THE PROBLEM »
Write each line out exactly, leaving none out.

SUPPLIED ENTRIES »
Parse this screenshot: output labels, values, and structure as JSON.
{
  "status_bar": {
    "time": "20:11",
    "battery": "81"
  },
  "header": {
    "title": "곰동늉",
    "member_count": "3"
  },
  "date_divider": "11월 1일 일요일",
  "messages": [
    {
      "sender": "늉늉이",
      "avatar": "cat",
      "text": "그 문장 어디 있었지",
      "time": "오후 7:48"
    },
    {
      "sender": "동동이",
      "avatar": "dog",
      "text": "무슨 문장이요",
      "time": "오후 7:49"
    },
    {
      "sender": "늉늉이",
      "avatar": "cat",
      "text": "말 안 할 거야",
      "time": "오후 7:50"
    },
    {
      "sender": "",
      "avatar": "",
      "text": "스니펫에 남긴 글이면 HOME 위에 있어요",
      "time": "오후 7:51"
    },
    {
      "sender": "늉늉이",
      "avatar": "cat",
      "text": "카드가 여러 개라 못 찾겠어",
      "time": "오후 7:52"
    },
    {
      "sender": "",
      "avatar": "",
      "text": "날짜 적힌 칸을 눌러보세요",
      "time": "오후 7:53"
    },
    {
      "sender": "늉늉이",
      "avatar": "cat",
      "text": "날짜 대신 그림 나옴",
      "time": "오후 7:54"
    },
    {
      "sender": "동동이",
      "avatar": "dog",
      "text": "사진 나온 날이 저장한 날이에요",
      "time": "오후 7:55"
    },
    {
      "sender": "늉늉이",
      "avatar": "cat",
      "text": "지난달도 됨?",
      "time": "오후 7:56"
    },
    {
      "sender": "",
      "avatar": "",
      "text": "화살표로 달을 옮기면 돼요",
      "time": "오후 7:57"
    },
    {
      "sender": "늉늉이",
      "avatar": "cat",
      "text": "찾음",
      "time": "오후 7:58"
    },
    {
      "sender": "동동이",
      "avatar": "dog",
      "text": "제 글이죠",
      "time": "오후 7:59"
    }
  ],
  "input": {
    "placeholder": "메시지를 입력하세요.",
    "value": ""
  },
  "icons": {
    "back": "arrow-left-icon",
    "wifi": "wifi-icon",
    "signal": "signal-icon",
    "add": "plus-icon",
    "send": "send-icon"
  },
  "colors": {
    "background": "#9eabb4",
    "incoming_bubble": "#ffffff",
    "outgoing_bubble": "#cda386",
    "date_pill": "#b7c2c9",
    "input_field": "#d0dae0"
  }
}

CORRECT RESPONSE »
Parse this screenshot: output labels, values, and structure as JSON.
{
  "status_bar": {
    "time": "20:11",
    "battery": "81"
  },
  "header": {
    "title": "곰동늉",
    "member_count": "3"
  },
  "date_divider": "11월 1일 일요일",
  "messages": [
    {
      "sender": "늉늉이",
      "avatar": "cat",
      "text": "그 문장 어디 있었지",
      "time": "오후 7:48"
    },
    {
      "sender": "동동이",
      "avatar": "dog",
      "text": "무슨 문장이요",
      "time": "오후 7:49"
    },
    {
      "sender": "늉늉이",
      "avatar": "cat",
      "text": "말 안 할 거야",
      "time": "오후 7:50"
    },
    {
      "sender": "",
      "avatar": "",
      "text": "스니펫에 남긴 글이면 HOME 위에 있어요",
      "time": "오후 7:51"
    },
    {
      "sender": "늉늉이",
      "avatar": "cat",
      "text": "카드가 여러 개라 못 찾겠어",
      "time": "오후 7:52"
    },
    {
      "sender": "",
      "avatar": "",
      "text": "날짜 적힌 칸을 눌러보세요",
      "time": "오후 7:53"
    },
    {
      "sender": "늉늉이",
      "avatar": "cat",
      "text": "날짜 대신 그림 나옴",
      "time": "오후 7:54"
    },
    {
      "sender": "동동이",
      "avatar": "dog",
      "text": "사진 나온 날이 저장한 날이에요",
      "time": "오후 7:55"
    },
    {
      "sender": "늉늉이",
      "avatar": "cat",
      "text": "지난달도 됨?",
      "time": "오후 7:56"
    },
    {
      "sender": "",
      "avatar": "",
      "text": "화살표로 달을 옮기면 돼요",
      "time": "오후 7:57"
    },
    {
      "sender": "늉늉이",
      "avatar": "cat",
      "text": "찾음",
      "time": "오후 7:58"
    },
    {
      "sender": "동동이",
      "avatar": "dog",
      "text": "제 글이죠",
      "time": "오후 7:59"
    }
  ],
  "input": {
    "placeholder": "메시지를 입력하세요.",
    "value": ""
  },
  "icons": {
    "back": "arrow-left-icon",
    "wifi": "wifi-icon",
    "signal": "signal-icon",
    "add": "plus-icon",
    "send": "send-icon"
  },
  "colors": {
    "background": "#9eabb4",
    "incoming_bubble": "#ffffff",
    "outgoing_bubble": "#cda386",
    "date_pill": "#b7c2c9",
    "input_field": "#d0dae0"
  }
}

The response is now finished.